* [DIRECTIONS FOR THIS TASK]: Write the records below out again exactly as given, with no images.

* [INPUT DATA]:
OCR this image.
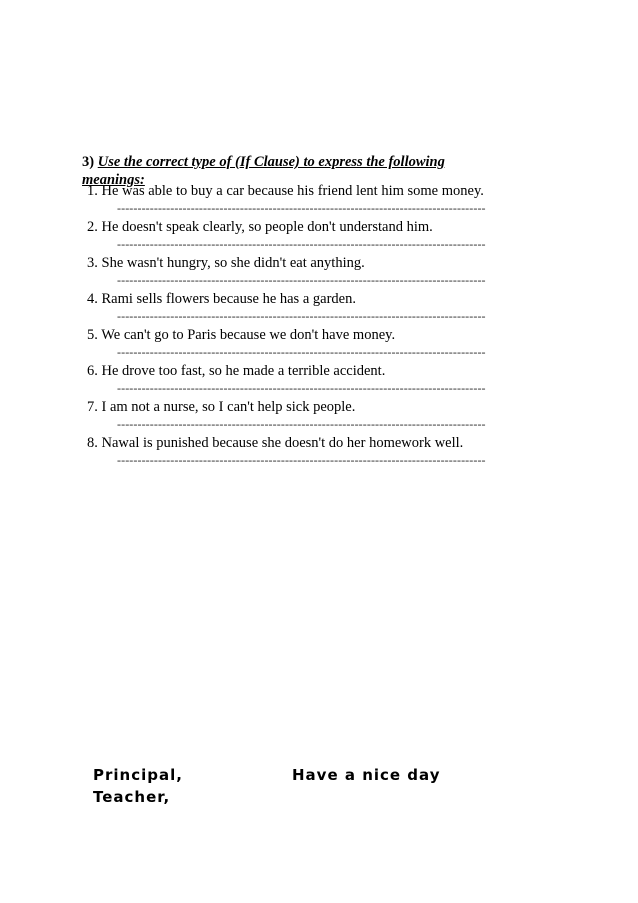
3) Use the correct type of (If Clause) to express the following
meanings:
1. He was able to buy a car because his friend lent him some money.
------------------------------------------------------------------------------------------
2. He doesn't speak clearly, so people don't understand him.
------------------------------------------------------------------------------------------
3. She wasn't hungry, so she didn't eat anything.
------------------------------------------------------------------------------------------
4. Rami sells flowers because he has a garden.
------------------------------------------------------------------------------------------
5. We can't go to Paris because we don't have money.
------------------------------------------------------------------------------------------
6. He drove too fast, so he made a terrible accident.
------------------------------------------------------------------------------------------
7. I am not a nurse, so I can't help sick people.
------------------------------------------------------------------------------------------
8. Nawal is punished because she doesn't do her homework well.
------------------------------------------------------------------------------------------
Principal,
Teacher,
Have a nice day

* [EXERCISE ANSWER]:
OCR this image.
3) Use the correct type of (If Clause) to express the following
meanings:
1. He was able to buy a car because his friend lent him some money.
------------------------------------------------------------------------------------------
2. He doesn't speak clearly, so people don't understand him.
------------------------------------------------------------------------------------------
3. She wasn't hungry, so she didn't eat anything.
------------------------------------------------------------------------------------------
4. Rami sells flowers because he has a garden.
------------------------------------------------------------------------------------------
5. We can't go to Paris because we don't have money.
------------------------------------------------------------------------------------------
6. He drove too fast, so he made a terrible accident.
------------------------------------------------------------------------------------------
7. I am not a nurse, so I can't help sick people.
------------------------------------------------------------------------------------------
8. Nawal is punished because she doesn't do her homework well.
------------------------------------------------------------------------------------------
Principal,
Teacher,
Have a nice day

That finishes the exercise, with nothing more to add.